Exercise objective:
Write the records below out again exactly as given, with no images.

----------

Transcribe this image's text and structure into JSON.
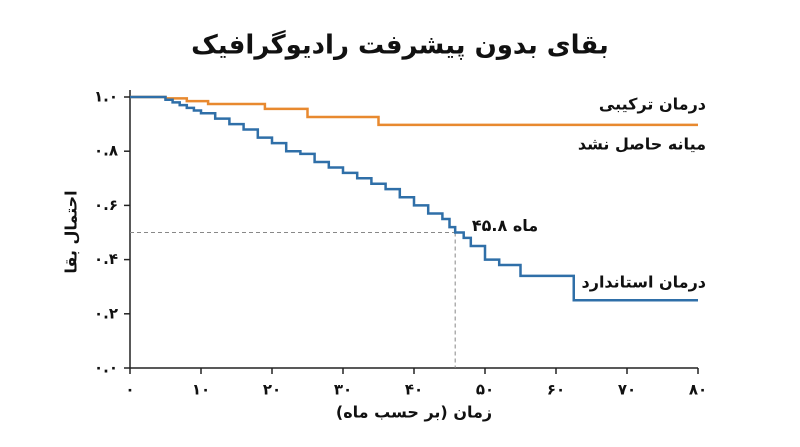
{
  "chart_data": {
    "type": "step",
    "title": "بقای بدون پیشرفت رادیوگرافیک",
    "x_label": "زمان (بر حسب ماه)",
    "y_label": "احتمال بقا",
    "xlim": [
      0,
      80
    ],
    "ylim": [
      0,
      1
    ],
    "xticks": [
      {
        "value": 0,
        "label": "۰"
      },
      {
        "value": 10,
        "label": "۱۰"
      },
      {
        "value": 20,
        "label": "۲۰"
      },
      {
        "value": 30,
        "label": "۳۰"
      },
      {
        "value": 40,
        "label": "۴۰"
      },
      {
        "value": 50,
        "label": "۵۰"
      },
      {
        "value": 60,
        "label": "۶۰"
      },
      {
        "value": 70,
        "label": "۷۰"
      },
      {
        "value": 80,
        "label": "۸۰"
      }
    ],
    "yticks": [
      {
        "value": 0,
        "label": "۰.۰"
      },
      {
        "value": 0.2,
        "label": "۰.۲"
      },
      {
        "value": 0.4,
        "label": "۰.۴"
      },
      {
        "value": 0.6,
        "label": "۰.۶"
      },
      {
        "value": 0.8,
        "label": "۰.۸"
      },
      {
        "value": 1,
        "label": "۱.۰"
      }
    ],
    "series": [
      {
        "name": "درمان ترکیبی",
        "color": "#e8892f",
        "note": "میانه حاصل نشد",
        "x": [
          0,
          5,
          8,
          11,
          19,
          25,
          35,
          80
        ],
        "values": [
          1.0,
          0.995,
          0.985,
          0.974,
          0.956,
          0.926,
          0.897,
          0.897
        ]
      },
      {
        "name": "درمان استاندارد",
        "color": "#2f6fa8",
        "x": [
          0,
          5,
          6,
          7,
          8,
          9,
          10,
          12,
          14,
          16,
          18,
          20,
          22,
          24,
          26,
          28,
          30,
          32,
          34,
          36,
          38,
          40,
          42,
          44,
          45,
          45.8,
          47,
          48,
          50,
          52,
          55,
          62.5,
          80
        ],
        "values": [
          1.0,
          0.99,
          0.98,
          0.97,
          0.96,
          0.95,
          0.94,
          0.92,
          0.9,
          0.88,
          0.85,
          0.83,
          0.8,
          0.79,
          0.76,
          0.74,
          0.72,
          0.7,
          0.68,
          0.66,
          0.63,
          0.6,
          0.57,
          0.55,
          0.52,
          0.5,
          0.48,
          0.45,
          0.4,
          0.38,
          0.34,
          0.25,
          0.25
        ]
      }
    ],
    "median": {
      "x": 45.8,
      "y": 0.5,
      "label": "۴۵.۸ ماه"
    }
  }
}
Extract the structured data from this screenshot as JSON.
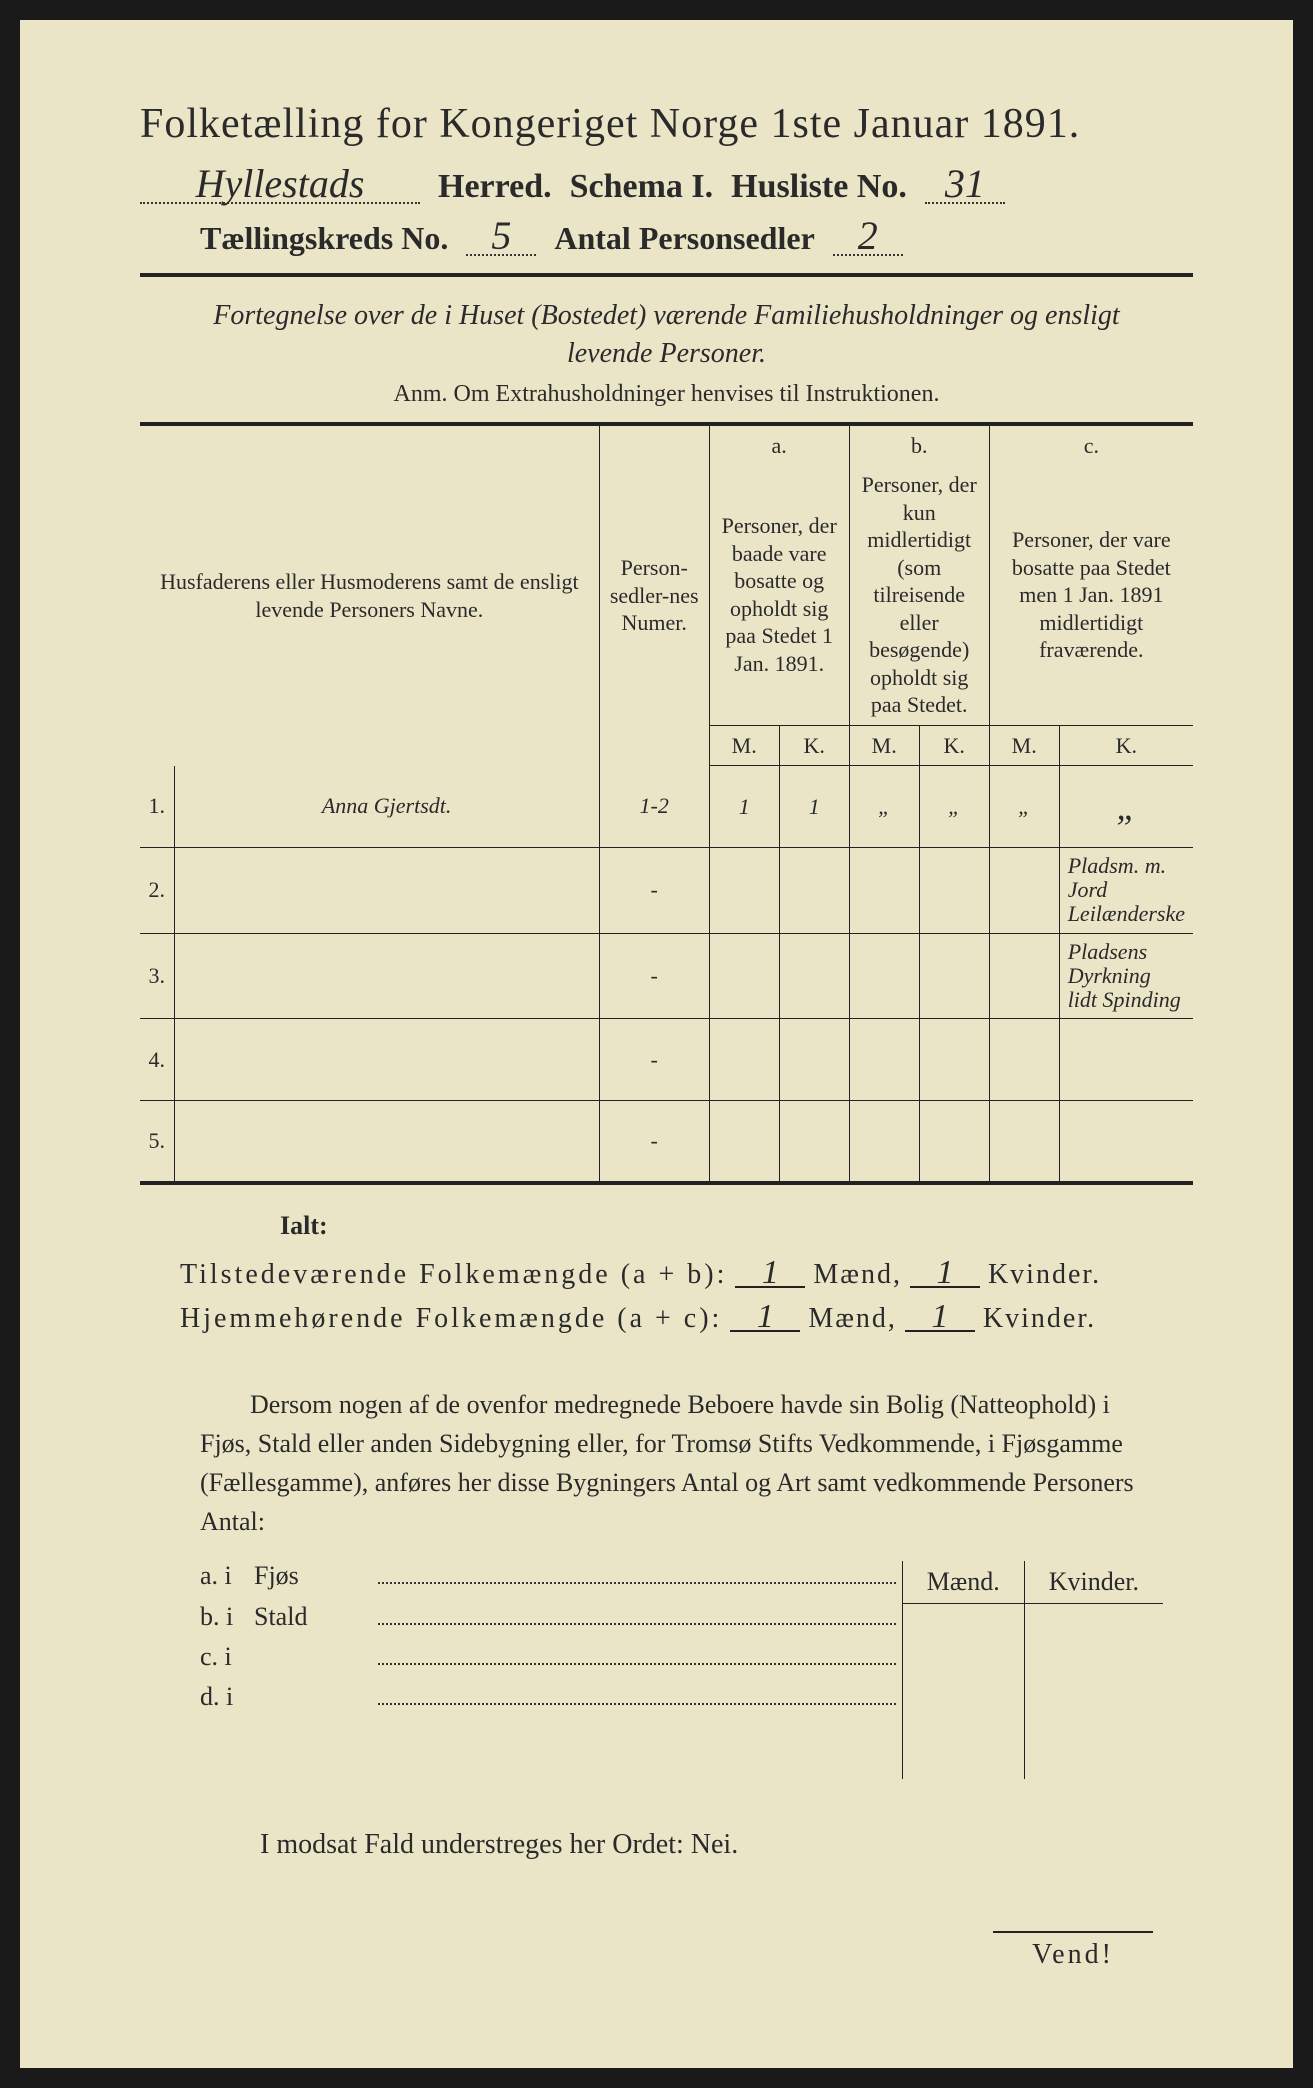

----------

Response for this exercise:
Transcribe this image's text and structure into JSON.
{
  "chart_data": {
    "type": "step",
    "title": "بقای بدون پیشرفت رادیوگرافیک",
    "x_label": "زمان (بر حسب ماه)",
    "y_label": "احتمال بقا",
    "xlim": [
      0,
      80
    ],
    "ylim": [
      0,
      1
    ],
    "xticks": [
      {
        "value": 0,
        "label": "۰"
      },
      {
        "value": 10,
        "label": "۱۰"
      },
      {
        "value": 20,
        "label": "۲۰"
      },
      {
        "value": 30,
        "label": "۳۰"
      },
      {
        "value": 40,
        "label": "۴۰"
      },
      {
        "value": 50,
        "label": "۵۰"
      },
      {
        "value": 60,
        "label": "۶۰"
      },
      {
        "value": 70,
        "label": "۷۰"
      },
      {
        "value": 80,
        "label": "۸۰"
      }
    ],
    "yticks": [
      {
        "value": 0,
        "label": "۰.۰"
      },
      {
        "value": 0.2,
        "label": "۰.۲"
      },
      {
        "value": 0.4,
        "label": "۰.۴"
      },
      {
        "value": 0.6,
        "label": "۰.۶"
      },
      {
        "value": 0.8,
        "label": "۰.۸"
      },
      {
        "value": 1,
        "label": "۱.۰"
      }
    ],
    "series": [
      {
        "name": "درمان ترکیبی",
        "color": "#e8892f",
        "note": "میانه حاصل نشد",
        "x": [
          0,
          5,
          8,
          11,
          19,
          25,
          35,
          80
        ],
        "values": [
          1.0,
          0.995,
          0.985,
          0.974,
          0.956,
          0.926,
          0.897,
          0.897
        ]
      },
      {
        "name": "درمان استاندارد",
        "color": "#2f6fa8",
        "x": [
          0,
          5,
          6,
          7,
          8,
          9,
          10,
          12,
          14,
          16,
          18,
          20,
          22,
          24,
          26,
          28,
          30,
          32,
          34,
          36,
          38,
          40,
          42,
          44,
          45,
          45.8,
          47,
          48,
          50,
          52,
          55,
          62.5,
          80
        ],
        "values": [
          1.0,
          0.99,
          0.98,
          0.97,
          0.96,
          0.95,
          0.94,
          0.92,
          0.9,
          0.88,
          0.85,
          0.83,
          0.8,
          0.79,
          0.76,
          0.74,
          0.72,
          0.7,
          0.68,
          0.66,
          0.63,
          0.6,
          0.57,
          0.55,
          0.52,
          0.5,
          0.48,
          0.45,
          0.4,
          0.38,
          0.34,
          0.25,
          0.25
        ]
      }
    ],
    "median": {
      "x": 45.8,
      "y": 0.5,
      "label": "۴۵.۸ ماه"
    }
  }
}
Extract the structured data from this screenshot as JSON.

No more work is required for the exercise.